WHAT YOU WILL DO
Omit every image, and transcribe the remaining entries exactly as given.

### INPUT ###

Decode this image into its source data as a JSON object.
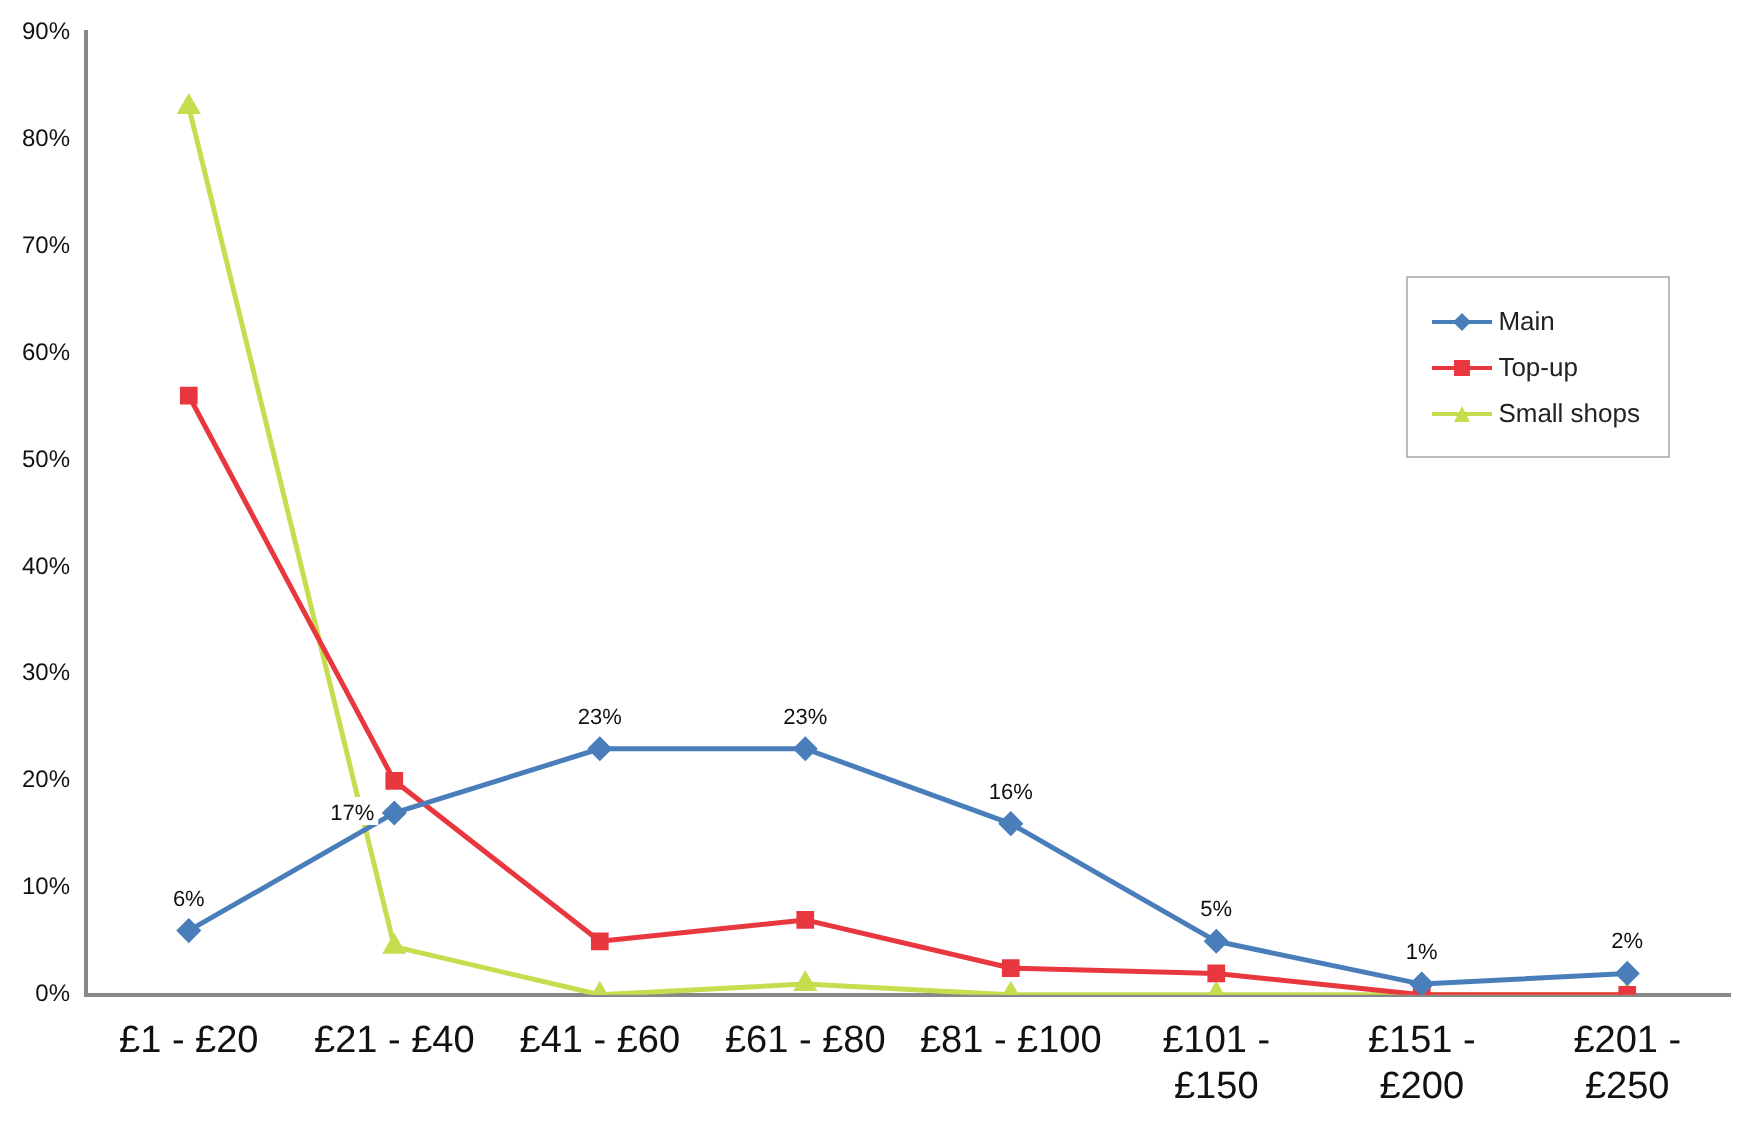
{
  "chart_data": {
    "type": "line",
    "categories": [
      "£1 - £20",
      "£21 - £40",
      "£41 - £60",
      "£61 - £80",
      "£81 - £100",
      "£101 - £150",
      "£151 - £200",
      "£201 - £250"
    ],
    "series": [
      {
        "name": "Main",
        "color": "#4a7ebb",
        "marker": "diamond",
        "values": [
          6,
          17,
          23,
          23,
          16,
          5,
          1,
          2
        ],
        "value_labels": [
          "6%",
          "17%",
          "23%",
          "23%",
          "16%",
          "5%",
          "1%",
          "2%"
        ]
      },
      {
        "name": "Top-up",
        "color": "#e8373f",
        "marker": "square",
        "values": [
          56,
          20,
          5,
          7,
          2.5,
          2,
          0,
          0
        ]
      },
      {
        "name": "Small shops",
        "color": "#c8dc50",
        "marker": "triangle",
        "values": [
          83,
          4.5,
          0,
          1,
          0,
          0,
          0,
          0
        ]
      }
    ],
    "ylim": [
      0,
      90
    ],
    "yticks": [
      {
        "value": 0,
        "label": "0%"
      },
      {
        "value": 10,
        "label": "10%"
      },
      {
        "value": 20,
        "label": "20%"
      },
      {
        "value": 30,
        "label": "30%"
      },
      {
        "value": 40,
        "label": "40%"
      },
      {
        "value": 50,
        "label": "50%"
      },
      {
        "value": 60,
        "label": "60%"
      },
      {
        "value": 70,
        "label": "70%"
      },
      {
        "value": 80,
        "label": "80%"
      },
      {
        "value": 90,
        "label": "90%"
      }
    ],
    "grid": false,
    "legend": "right"
  }
}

###

EXERCISE ANSWER
Decode this image into its source data as a JSON object.
{
  "chart_data": {
    "type": "line",
    "categories": [
      "£1 - £20",
      "£21 - £40",
      "£41 - £60",
      "£61 - £80",
      "£81 - £100",
      "£101 - £150",
      "£151 - £200",
      "£201 - £250"
    ],
    "series": [
      {
        "name": "Main",
        "color": "#4a7ebb",
        "marker": "diamond",
        "values": [
          6,
          17,
          23,
          23,
          16,
          5,
          1,
          2
        ],
        "value_labels": [
          "6%",
          "17%",
          "23%",
          "23%",
          "16%",
          "5%",
          "1%",
          "2%"
        ]
      },
      {
        "name": "Top-up",
        "color": "#e8373f",
        "marker": "square",
        "values": [
          56,
          20,
          5,
          7,
          2.5,
          2,
          0,
          0
        ]
      },
      {
        "name": "Small shops",
        "color": "#c8dc50",
        "marker": "triangle",
        "values": [
          83,
          4.5,
          0,
          1,
          0,
          0,
          0,
          0
        ]
      }
    ],
    "ylim": [
      0,
      90
    ],
    "yticks": [
      {
        "value": 0,
        "label": "0%"
      },
      {
        "value": 10,
        "label": "10%"
      },
      {
        "value": 20,
        "label": "20%"
      },
      {
        "value": 30,
        "label": "30%"
      },
      {
        "value": 40,
        "label": "40%"
      },
      {
        "value": 50,
        "label": "50%"
      },
      {
        "value": 60,
        "label": "60%"
      },
      {
        "value": 70,
        "label": "70%"
      },
      {
        "value": 80,
        "label": "80%"
      },
      {
        "value": 90,
        "label": "90%"
      }
    ],
    "grid": false,
    "legend": "right"
  }
}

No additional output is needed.